WHAT THE EXERCISE ASKS – Write out all of the data exactly as it appears.

Begin RECORDS SUPPLIED

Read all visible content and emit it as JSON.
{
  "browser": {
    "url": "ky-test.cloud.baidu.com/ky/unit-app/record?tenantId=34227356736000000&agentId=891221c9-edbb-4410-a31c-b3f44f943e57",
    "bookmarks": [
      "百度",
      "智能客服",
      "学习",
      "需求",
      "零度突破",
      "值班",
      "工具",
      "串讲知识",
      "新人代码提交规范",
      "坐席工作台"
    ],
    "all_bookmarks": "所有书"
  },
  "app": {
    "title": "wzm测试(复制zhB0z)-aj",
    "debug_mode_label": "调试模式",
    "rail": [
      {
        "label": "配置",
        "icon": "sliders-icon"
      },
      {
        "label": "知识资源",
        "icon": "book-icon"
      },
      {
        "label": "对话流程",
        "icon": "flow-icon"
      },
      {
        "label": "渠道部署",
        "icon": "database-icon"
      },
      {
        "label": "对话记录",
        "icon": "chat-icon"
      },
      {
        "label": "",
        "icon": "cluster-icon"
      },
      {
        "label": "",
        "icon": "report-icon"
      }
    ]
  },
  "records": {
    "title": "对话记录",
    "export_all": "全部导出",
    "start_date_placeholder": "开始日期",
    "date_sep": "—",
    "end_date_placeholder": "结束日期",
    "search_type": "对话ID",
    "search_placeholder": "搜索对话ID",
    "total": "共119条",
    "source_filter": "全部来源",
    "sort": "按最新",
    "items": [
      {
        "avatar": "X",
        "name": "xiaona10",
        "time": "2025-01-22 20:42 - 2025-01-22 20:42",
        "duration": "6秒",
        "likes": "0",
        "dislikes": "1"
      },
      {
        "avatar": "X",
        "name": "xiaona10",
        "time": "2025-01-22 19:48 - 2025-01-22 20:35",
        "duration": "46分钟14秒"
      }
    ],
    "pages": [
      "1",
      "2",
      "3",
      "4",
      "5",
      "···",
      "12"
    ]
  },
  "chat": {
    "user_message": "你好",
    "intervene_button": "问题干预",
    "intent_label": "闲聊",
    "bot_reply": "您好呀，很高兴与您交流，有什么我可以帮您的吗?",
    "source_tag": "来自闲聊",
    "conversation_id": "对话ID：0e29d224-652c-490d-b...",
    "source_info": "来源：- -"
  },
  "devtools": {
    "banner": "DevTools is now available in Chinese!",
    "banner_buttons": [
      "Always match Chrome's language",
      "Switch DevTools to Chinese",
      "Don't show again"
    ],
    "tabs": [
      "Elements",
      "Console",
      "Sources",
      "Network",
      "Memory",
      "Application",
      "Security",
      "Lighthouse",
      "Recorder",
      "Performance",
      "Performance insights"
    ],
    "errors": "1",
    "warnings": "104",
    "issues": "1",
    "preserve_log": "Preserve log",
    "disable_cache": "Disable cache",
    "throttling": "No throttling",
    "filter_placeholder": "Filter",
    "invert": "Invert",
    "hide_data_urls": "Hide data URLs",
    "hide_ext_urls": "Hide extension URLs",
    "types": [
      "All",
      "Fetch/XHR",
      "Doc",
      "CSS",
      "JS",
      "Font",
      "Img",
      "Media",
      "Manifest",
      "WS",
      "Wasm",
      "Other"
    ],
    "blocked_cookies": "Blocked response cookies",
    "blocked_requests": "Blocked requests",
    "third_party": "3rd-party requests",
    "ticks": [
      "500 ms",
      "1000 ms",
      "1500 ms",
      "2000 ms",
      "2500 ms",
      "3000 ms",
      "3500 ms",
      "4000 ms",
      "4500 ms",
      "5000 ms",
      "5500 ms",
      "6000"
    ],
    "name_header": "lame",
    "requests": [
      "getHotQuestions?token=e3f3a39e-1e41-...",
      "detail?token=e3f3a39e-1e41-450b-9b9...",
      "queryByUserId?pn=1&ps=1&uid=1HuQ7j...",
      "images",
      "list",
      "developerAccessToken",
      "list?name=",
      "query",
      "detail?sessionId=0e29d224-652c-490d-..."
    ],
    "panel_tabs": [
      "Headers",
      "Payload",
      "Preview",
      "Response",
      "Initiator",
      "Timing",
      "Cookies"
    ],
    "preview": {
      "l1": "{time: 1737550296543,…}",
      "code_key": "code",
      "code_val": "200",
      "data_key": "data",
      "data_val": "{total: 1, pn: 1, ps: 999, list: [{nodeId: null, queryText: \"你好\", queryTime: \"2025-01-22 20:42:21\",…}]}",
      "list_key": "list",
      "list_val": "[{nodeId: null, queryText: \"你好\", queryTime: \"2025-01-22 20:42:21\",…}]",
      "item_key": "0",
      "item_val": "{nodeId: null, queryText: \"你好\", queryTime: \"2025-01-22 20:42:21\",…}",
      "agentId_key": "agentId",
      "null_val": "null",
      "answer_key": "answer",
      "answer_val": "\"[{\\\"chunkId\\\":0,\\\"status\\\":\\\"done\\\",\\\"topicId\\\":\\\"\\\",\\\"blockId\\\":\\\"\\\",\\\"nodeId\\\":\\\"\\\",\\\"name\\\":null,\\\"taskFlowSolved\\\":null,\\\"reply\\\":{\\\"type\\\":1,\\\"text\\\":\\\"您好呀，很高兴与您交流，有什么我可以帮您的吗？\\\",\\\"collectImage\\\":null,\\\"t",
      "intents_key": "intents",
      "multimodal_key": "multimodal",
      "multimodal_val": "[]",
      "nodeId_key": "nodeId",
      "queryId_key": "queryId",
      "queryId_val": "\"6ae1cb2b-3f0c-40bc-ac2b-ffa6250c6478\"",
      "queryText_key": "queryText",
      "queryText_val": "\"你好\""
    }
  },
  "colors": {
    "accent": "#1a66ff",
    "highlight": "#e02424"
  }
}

End RECORDS SUPPLIED

FULL RESPONSE –
Read all visible content and emit it as JSON.
{
  "browser": {
    "url": "ky-test.cloud.baidu.com/ky/unit-app/record?tenantId=34227356736000000&agentId=891221c9-edbb-4410-a31c-b3f44f943e57",
    "bookmarks": [
      "百度",
      "智能客服",
      "学习",
      "需求",
      "零度突破",
      "值班",
      "工具",
      "串讲知识",
      "新人代码提交规范",
      "坐席工作台"
    ],
    "all_bookmarks": "所有书"
  },
  "app": {
    "title": "wzm测试(复制zhB0z)-aj",
    "debug_mode_label": "调试模式",
    "rail": [
      {
        "label": "配置",
        "icon": "sliders-icon"
      },
      {
        "label": "知识资源",
        "icon": "book-icon"
      },
      {
        "label": "对话流程",
        "icon": "flow-icon"
      },
      {
        "label": "渠道部署",
        "icon": "database-icon"
      },
      {
        "label": "对话记录",
        "icon": "chat-icon"
      },
      {
        "label": "",
        "icon": "cluster-icon"
      },
      {
        "label": "",
        "icon": "report-icon"
      }
    ]
  },
  "records": {
    "title": "对话记录",
    "export_all": "全部导出",
    "start_date_placeholder": "开始日期",
    "date_sep": "—",
    "end_date_placeholder": "结束日期",
    "search_type": "对话ID",
    "search_placeholder": "搜索对话ID",
    "total": "共119条",
    "source_filter": "全部来源",
    "sort": "按最新",
    "items": [
      {
        "avatar": "X",
        "name": "xiaona10",
        "time": "2025-01-22 20:42 - 2025-01-22 20:42",
        "duration": "6秒",
        "likes": "0",
        "dislikes": "1"
      },
      {
        "avatar": "X",
        "name": "xiaona10",
        "time": "2025-01-22 19:48 - 2025-01-22 20:35",
        "duration": "46分钟14秒"
      }
    ],
    "pages": [
      "1",
      "2",
      "3",
      "4",
      "5",
      "···",
      "12"
    ]
  },
  "chat": {
    "user_message": "你好",
    "intervene_button": "问题干预",
    "intent_label": "闲聊",
    "bot_reply": "您好呀，很高兴与您交流，有什么我可以帮您的吗?",
    "source_tag": "来自闲聊",
    "conversation_id": "对话ID：0e29d224-652c-490d-b...",
    "source_info": "来源：- -"
  },
  "devtools": {
    "banner": "DevTools is now available in Chinese!",
    "banner_buttons": [
      "Always match Chrome's language",
      "Switch DevTools to Chinese",
      "Don't show again"
    ],
    "tabs": [
      "Elements",
      "Console",
      "Sources",
      "Network",
      "Memory",
      "Application",
      "Security",
      "Lighthouse",
      "Recorder",
      "Performance",
      "Performance insights"
    ],
    "errors": "1",
    "warnings": "104",
    "issues": "1",
    "preserve_log": "Preserve log",
    "disable_cache": "Disable cache",
    "throttling": "No throttling",
    "filter_placeholder": "Filter",
    "invert": "Invert",
    "hide_data_urls": "Hide data URLs",
    "hide_ext_urls": "Hide extension URLs",
    "types": [
      "All",
      "Fetch/XHR",
      "Doc",
      "CSS",
      "JS",
      "Font",
      "Img",
      "Media",
      "Manifest",
      "WS",
      "Wasm",
      "Other"
    ],
    "blocked_cookies": "Blocked response cookies",
    "blocked_requests": "Blocked requests",
    "third_party": "3rd-party requests",
    "ticks": [
      "500 ms",
      "1000 ms",
      "1500 ms",
      "2000 ms",
      "2500 ms",
      "3000 ms",
      "3500 ms",
      "4000 ms",
      "4500 ms",
      "5000 ms",
      "5500 ms",
      "6000"
    ],
    "name_header": "lame",
    "requests": [
      "getHotQuestions?token=e3f3a39e-1e41-...",
      "detail?token=e3f3a39e-1e41-450b-9b9...",
      "queryByUserId?pn=1&ps=1&uid=1HuQ7j...",
      "images",
      "list",
      "developerAccessToken",
      "list?name=",
      "query",
      "detail?sessionId=0e29d224-652c-490d-..."
    ],
    "panel_tabs": [
      "Headers",
      "Payload",
      "Preview",
      "Response",
      "Initiator",
      "Timing",
      "Cookies"
    ],
    "preview": {
      "l1": "{time: 1737550296543,…}",
      "code_key": "code",
      "code_val": "200",
      "data_key": "data",
      "data_val": "{total: 1, pn: 1, ps: 999, list: [{nodeId: null, queryText: \"你好\", queryTime: \"2025-01-22 20:42:21\",…}]}",
      "list_key": "list",
      "list_val": "[{nodeId: null, queryText: \"你好\", queryTime: \"2025-01-22 20:42:21\",…}]",
      "item_key": "0",
      "item_val": "{nodeId: null, queryText: \"你好\", queryTime: \"2025-01-22 20:42:21\",…}",
      "agentId_key": "agentId",
      "null_val": "null",
      "answer_key": "answer",
      "answer_val": "\"[{\\\"chunkId\\\":0,\\\"status\\\":\\\"done\\\",\\\"topicId\\\":\\\"\\\",\\\"blockId\\\":\\\"\\\",\\\"nodeId\\\":\\\"\\\",\\\"name\\\":null,\\\"taskFlowSolved\\\":null,\\\"reply\\\":{\\\"type\\\":1,\\\"text\\\":\\\"您好呀，很高兴与您交流，有什么我可以帮您的吗？\\\",\\\"collectImage\\\":null,\\\"t",
      "intents_key": "intents",
      "multimodal_key": "multimodal",
      "multimodal_val": "[]",
      "nodeId_key": "nodeId",
      "queryId_key": "queryId",
      "queryId_val": "\"6ae1cb2b-3f0c-40bc-ac2b-ffa6250c6478\"",
      "queryText_key": "queryText",
      "queryText_val": "\"你好\""
    }
  },
  "colors": {
    "accent": "#1a66ff",
    "highlight": "#e02424"
  }
}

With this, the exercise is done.